**Information**.

┄┄┄┄┄┄┄┄┄┄

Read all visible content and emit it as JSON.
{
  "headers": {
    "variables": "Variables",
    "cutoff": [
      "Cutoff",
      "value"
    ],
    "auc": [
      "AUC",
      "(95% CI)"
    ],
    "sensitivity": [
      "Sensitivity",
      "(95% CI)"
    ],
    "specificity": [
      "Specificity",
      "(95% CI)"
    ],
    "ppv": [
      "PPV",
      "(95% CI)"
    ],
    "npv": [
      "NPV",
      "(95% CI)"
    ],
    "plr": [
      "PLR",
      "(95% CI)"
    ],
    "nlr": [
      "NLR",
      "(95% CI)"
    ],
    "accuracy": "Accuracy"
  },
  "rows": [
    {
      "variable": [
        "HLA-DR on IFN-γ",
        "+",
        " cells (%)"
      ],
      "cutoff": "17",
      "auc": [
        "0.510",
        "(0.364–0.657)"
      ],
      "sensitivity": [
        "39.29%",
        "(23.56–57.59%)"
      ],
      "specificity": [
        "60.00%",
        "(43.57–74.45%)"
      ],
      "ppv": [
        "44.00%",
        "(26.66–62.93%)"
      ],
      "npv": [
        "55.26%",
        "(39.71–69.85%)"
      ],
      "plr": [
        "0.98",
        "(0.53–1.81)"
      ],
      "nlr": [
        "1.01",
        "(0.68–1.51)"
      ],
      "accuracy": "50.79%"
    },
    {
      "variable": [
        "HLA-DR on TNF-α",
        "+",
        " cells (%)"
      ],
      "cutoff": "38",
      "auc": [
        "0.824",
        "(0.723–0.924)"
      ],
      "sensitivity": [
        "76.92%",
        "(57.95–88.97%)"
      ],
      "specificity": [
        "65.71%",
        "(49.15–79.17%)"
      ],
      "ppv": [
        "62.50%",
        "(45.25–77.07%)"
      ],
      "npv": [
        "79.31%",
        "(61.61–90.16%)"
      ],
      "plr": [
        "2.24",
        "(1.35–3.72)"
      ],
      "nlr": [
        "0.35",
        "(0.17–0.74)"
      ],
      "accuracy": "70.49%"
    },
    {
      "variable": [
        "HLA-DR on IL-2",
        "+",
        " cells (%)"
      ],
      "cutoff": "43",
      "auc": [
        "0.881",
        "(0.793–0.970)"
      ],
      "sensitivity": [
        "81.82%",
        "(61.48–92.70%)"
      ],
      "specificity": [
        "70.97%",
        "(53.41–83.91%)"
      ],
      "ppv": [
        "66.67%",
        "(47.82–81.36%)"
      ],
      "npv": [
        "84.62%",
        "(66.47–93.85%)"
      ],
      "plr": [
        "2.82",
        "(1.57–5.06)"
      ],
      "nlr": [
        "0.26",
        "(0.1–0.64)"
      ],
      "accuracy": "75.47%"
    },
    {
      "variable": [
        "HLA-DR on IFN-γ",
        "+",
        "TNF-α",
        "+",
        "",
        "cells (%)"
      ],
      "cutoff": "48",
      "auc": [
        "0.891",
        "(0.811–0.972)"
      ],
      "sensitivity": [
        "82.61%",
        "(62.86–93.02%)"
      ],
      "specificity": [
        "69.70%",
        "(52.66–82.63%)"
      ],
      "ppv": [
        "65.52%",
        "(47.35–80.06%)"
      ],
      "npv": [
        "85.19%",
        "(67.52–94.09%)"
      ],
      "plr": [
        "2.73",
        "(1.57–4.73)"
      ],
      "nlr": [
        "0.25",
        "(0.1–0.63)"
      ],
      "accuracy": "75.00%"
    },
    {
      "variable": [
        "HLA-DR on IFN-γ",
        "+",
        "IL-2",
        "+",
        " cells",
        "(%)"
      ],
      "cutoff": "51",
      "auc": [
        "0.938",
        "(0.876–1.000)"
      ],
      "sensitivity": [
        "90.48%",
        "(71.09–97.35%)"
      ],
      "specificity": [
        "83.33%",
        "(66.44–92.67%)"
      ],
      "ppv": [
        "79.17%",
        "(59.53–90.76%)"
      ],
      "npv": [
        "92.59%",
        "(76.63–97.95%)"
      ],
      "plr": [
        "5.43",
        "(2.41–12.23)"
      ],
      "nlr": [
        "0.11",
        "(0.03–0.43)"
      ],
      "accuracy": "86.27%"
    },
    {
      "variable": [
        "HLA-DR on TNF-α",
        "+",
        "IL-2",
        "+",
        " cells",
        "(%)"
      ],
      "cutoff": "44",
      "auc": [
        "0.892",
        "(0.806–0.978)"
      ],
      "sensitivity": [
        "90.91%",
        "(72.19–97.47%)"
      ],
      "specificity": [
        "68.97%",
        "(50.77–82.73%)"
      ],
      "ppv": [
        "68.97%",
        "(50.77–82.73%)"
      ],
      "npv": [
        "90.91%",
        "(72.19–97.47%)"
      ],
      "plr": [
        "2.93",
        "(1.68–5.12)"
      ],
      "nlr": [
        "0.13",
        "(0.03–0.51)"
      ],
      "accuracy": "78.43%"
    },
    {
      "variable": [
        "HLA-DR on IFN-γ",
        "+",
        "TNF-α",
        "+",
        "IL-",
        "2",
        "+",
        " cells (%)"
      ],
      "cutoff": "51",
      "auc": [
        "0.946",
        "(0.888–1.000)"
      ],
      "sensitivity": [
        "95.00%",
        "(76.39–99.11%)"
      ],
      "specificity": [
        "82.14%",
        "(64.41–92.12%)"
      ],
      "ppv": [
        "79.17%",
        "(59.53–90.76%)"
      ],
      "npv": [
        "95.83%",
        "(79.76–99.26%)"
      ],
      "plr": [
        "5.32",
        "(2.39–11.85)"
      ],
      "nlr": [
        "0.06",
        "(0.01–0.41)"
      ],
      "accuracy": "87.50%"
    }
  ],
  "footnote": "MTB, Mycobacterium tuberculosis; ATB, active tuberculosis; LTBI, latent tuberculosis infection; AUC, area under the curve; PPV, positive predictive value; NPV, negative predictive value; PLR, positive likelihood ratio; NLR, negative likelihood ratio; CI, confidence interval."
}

┄┄┄┄┄┄┄┄┄┄

**Your assignment**. For each line above that includes the word "accuracy", make a copy of that line.

**Response to this exercise**.
    "accuracy": "Accuracy"
      "accuracy": "50.79%"
      "accuracy": "70.49%"
      "accuracy": "75.47%"
      "accuracy": "75.00%"
      "accuracy": "86.27%"
      "accuracy": "78.43%"
      "accuracy": "87.50%"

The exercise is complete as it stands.